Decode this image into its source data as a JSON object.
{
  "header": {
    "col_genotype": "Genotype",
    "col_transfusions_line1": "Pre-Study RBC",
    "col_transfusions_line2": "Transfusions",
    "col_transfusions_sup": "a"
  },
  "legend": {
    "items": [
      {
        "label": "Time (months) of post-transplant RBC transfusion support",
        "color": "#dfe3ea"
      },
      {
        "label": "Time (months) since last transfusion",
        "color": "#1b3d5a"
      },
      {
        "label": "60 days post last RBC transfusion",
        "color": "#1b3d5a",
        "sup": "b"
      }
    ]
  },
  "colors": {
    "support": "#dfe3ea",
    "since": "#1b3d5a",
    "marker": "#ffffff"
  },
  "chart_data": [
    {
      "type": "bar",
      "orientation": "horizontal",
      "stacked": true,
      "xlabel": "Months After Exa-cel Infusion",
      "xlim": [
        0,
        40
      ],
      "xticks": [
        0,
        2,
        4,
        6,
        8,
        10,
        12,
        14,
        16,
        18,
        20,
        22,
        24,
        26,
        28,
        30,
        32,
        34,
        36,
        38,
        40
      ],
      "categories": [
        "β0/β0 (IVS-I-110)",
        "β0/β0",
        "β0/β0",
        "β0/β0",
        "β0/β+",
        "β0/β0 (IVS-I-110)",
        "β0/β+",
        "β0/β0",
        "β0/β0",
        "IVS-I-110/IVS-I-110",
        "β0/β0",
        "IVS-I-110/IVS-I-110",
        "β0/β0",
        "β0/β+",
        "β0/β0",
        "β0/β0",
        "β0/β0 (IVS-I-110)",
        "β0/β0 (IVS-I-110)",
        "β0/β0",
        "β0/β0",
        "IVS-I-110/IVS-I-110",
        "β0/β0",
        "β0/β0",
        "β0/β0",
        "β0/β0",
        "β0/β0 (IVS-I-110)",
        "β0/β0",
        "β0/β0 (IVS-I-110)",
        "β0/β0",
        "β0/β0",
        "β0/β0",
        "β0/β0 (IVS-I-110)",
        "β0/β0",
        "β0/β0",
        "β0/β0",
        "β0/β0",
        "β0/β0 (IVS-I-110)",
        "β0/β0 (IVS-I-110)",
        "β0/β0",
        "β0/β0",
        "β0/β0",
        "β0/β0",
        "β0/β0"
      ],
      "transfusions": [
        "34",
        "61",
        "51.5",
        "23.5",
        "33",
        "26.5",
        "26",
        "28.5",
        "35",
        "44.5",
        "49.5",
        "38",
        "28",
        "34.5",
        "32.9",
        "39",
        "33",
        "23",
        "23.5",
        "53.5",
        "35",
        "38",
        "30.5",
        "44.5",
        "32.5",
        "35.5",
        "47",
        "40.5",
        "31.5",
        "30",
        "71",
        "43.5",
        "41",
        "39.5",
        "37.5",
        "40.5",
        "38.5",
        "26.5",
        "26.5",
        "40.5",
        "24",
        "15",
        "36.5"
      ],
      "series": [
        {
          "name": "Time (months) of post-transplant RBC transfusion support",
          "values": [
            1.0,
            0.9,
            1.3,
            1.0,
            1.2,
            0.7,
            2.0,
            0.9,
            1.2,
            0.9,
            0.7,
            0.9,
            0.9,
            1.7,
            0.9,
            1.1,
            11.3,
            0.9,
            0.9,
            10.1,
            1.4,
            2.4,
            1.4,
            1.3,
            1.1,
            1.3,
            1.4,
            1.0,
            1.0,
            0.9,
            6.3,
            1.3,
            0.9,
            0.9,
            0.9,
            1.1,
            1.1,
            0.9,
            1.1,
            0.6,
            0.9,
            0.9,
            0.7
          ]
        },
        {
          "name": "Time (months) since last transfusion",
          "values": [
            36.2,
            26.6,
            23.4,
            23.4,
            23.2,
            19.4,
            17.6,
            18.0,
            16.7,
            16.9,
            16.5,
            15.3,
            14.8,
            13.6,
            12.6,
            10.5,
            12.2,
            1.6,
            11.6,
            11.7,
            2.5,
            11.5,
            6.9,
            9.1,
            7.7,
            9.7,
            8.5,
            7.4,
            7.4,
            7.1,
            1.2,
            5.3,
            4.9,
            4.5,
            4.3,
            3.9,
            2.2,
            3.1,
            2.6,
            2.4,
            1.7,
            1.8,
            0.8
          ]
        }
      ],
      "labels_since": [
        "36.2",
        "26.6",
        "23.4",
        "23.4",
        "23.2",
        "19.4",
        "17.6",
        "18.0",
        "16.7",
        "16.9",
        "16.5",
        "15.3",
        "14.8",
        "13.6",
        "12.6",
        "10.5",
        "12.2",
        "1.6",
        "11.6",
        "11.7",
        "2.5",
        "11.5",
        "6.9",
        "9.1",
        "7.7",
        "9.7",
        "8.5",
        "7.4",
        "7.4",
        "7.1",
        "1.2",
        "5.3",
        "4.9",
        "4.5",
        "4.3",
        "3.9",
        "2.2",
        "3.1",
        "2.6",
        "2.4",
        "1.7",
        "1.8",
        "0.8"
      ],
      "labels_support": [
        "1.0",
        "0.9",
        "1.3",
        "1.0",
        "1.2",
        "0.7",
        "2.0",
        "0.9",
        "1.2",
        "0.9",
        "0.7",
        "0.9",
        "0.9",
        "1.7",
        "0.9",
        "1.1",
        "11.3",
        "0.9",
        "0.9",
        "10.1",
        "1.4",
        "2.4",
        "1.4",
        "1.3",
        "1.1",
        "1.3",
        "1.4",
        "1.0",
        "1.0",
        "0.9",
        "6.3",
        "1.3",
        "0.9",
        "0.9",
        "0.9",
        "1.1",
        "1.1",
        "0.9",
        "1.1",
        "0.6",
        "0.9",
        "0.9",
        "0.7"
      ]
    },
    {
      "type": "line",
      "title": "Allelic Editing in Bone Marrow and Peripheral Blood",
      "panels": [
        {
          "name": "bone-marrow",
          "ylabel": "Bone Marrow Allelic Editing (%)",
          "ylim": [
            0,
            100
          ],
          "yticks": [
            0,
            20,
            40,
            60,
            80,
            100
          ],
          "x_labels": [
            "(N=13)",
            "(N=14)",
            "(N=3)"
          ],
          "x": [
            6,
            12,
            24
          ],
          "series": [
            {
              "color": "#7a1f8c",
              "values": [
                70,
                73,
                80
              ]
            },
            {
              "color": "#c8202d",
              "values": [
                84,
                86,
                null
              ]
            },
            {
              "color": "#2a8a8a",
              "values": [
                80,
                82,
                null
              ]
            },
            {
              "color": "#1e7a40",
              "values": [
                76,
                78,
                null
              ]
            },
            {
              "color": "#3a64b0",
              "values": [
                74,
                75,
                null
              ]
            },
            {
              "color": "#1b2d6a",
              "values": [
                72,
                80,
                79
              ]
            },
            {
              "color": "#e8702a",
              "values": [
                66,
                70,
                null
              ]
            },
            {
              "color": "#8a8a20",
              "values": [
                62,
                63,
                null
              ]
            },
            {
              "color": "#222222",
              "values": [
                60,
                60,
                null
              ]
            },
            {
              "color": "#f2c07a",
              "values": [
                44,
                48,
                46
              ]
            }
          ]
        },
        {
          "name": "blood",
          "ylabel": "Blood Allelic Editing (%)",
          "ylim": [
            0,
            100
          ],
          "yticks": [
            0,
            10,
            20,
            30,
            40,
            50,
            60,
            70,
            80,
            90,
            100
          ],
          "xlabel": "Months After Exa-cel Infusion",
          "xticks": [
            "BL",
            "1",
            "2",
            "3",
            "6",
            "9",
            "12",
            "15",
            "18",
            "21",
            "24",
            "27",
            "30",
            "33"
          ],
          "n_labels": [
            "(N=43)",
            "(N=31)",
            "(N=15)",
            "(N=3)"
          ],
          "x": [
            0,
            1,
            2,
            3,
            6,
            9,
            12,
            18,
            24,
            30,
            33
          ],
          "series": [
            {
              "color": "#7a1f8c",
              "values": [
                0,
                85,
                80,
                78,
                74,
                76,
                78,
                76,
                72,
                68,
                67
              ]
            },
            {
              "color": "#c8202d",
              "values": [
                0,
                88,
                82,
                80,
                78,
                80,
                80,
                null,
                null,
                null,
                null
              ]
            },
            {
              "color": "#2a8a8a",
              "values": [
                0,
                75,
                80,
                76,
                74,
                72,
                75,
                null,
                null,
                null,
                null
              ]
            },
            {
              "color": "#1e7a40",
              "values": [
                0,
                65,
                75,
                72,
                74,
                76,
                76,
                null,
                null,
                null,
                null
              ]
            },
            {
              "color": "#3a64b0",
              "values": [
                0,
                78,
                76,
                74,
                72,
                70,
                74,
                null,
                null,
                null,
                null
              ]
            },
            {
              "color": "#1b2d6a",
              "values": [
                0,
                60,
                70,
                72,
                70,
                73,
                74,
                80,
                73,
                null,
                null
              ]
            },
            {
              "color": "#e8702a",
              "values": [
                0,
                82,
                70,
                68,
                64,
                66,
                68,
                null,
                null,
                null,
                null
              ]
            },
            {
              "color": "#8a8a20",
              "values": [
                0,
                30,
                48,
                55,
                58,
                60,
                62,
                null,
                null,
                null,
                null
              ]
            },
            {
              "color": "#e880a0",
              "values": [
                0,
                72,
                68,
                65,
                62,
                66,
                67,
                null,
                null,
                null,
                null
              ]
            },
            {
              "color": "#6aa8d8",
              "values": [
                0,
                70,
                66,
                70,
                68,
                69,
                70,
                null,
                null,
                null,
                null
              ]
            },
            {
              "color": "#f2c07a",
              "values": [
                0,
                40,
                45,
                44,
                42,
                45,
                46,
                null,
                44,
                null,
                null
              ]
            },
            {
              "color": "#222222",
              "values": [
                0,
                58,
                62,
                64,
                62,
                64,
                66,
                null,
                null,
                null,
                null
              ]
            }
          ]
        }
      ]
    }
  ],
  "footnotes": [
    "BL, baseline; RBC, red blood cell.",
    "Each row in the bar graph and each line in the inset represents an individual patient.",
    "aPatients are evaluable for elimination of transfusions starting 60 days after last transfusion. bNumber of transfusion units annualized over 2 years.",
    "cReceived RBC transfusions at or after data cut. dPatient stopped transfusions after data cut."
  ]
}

*Task item*.
Find the word "xlabel" in the entries above and gather every line that holds it.

*Response*.
      "xlabel": "Months After Exa-cel Infusion",
          "xlabel": "Months After Exa-cel Infusion",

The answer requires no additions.